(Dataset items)
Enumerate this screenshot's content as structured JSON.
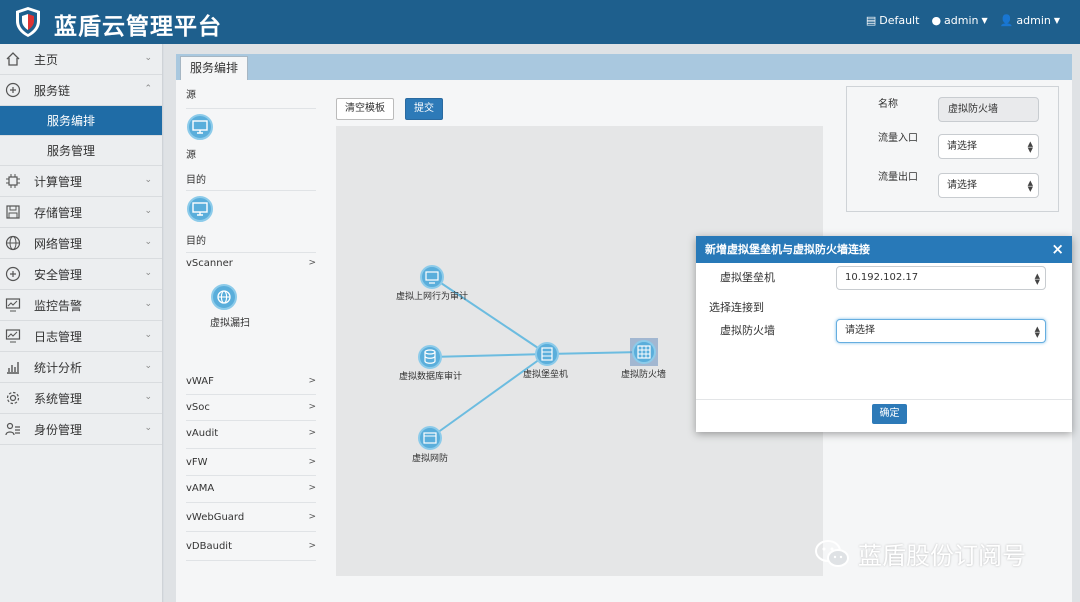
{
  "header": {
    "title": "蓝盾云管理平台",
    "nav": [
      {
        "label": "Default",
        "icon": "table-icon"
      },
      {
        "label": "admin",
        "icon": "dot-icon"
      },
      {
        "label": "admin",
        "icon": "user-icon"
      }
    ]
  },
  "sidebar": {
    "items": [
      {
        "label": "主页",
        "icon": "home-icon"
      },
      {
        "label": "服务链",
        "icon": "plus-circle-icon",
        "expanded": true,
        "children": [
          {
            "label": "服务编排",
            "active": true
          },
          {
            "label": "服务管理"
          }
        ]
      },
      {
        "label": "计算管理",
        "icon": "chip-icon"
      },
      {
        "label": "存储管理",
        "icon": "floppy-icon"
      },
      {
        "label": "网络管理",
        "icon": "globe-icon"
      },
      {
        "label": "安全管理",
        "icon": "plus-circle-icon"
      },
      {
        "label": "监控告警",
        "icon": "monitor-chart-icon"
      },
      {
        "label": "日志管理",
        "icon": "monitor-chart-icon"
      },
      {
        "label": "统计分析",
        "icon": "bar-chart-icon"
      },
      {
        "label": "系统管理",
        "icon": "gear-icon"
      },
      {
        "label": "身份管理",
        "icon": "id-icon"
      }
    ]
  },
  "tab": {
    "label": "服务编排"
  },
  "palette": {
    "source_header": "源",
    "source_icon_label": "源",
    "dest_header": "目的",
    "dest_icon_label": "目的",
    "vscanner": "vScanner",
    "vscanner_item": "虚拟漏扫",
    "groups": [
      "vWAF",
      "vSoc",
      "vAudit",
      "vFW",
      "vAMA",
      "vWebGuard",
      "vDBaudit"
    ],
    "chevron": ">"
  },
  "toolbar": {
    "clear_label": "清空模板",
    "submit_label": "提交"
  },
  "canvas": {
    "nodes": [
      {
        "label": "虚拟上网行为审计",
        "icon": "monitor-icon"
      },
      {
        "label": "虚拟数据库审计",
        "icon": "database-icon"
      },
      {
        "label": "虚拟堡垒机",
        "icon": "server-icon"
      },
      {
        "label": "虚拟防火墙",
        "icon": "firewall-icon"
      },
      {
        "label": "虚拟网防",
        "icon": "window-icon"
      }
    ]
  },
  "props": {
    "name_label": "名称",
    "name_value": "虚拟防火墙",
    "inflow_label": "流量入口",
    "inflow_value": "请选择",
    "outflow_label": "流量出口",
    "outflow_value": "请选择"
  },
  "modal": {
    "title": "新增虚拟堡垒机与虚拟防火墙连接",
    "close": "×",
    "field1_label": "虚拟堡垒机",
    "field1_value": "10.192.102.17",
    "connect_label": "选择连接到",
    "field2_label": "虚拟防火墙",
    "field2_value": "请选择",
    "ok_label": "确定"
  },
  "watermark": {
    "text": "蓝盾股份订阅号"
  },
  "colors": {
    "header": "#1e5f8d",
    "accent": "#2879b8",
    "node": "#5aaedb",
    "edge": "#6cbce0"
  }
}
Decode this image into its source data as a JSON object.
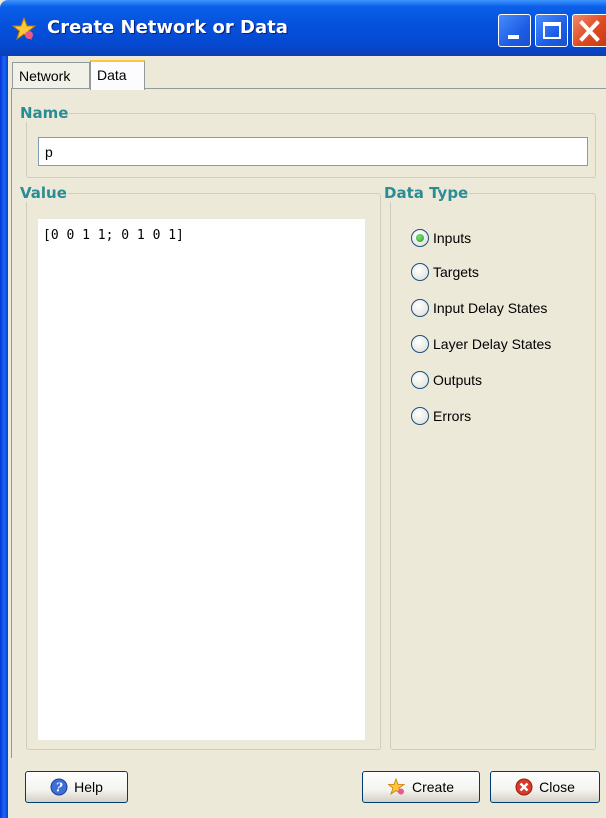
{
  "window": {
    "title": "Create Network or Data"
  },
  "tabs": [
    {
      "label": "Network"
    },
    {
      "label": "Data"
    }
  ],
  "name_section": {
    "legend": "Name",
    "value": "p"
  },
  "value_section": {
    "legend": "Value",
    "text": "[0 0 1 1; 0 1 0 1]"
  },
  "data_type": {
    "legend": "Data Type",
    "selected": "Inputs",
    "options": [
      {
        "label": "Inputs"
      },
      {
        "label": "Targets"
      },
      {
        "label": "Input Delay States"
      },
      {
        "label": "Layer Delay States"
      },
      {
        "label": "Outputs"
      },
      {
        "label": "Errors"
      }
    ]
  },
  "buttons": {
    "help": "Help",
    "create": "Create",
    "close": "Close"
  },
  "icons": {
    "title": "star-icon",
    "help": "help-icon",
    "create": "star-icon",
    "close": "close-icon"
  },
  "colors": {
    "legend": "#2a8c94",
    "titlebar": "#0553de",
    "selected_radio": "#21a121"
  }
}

* * *

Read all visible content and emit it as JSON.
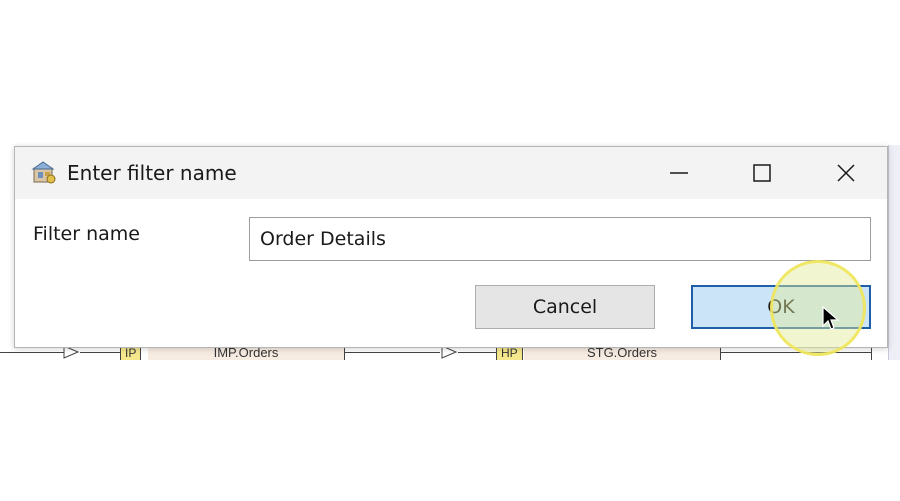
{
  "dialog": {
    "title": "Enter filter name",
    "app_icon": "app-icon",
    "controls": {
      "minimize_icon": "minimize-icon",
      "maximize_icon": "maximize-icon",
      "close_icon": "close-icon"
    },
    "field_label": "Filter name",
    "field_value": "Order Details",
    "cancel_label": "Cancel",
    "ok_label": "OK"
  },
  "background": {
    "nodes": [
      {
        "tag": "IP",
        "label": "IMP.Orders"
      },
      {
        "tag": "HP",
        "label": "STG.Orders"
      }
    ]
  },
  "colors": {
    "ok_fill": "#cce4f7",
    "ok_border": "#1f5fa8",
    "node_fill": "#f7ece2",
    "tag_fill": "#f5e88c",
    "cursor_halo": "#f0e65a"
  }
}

* **What is needed**: Scan the records for the string "content". Copy each line in which it appears.

* **Result for this exercise**:
Enumerate this screenshot's content as structured JSON.
Read all visible content and emit it as JSON.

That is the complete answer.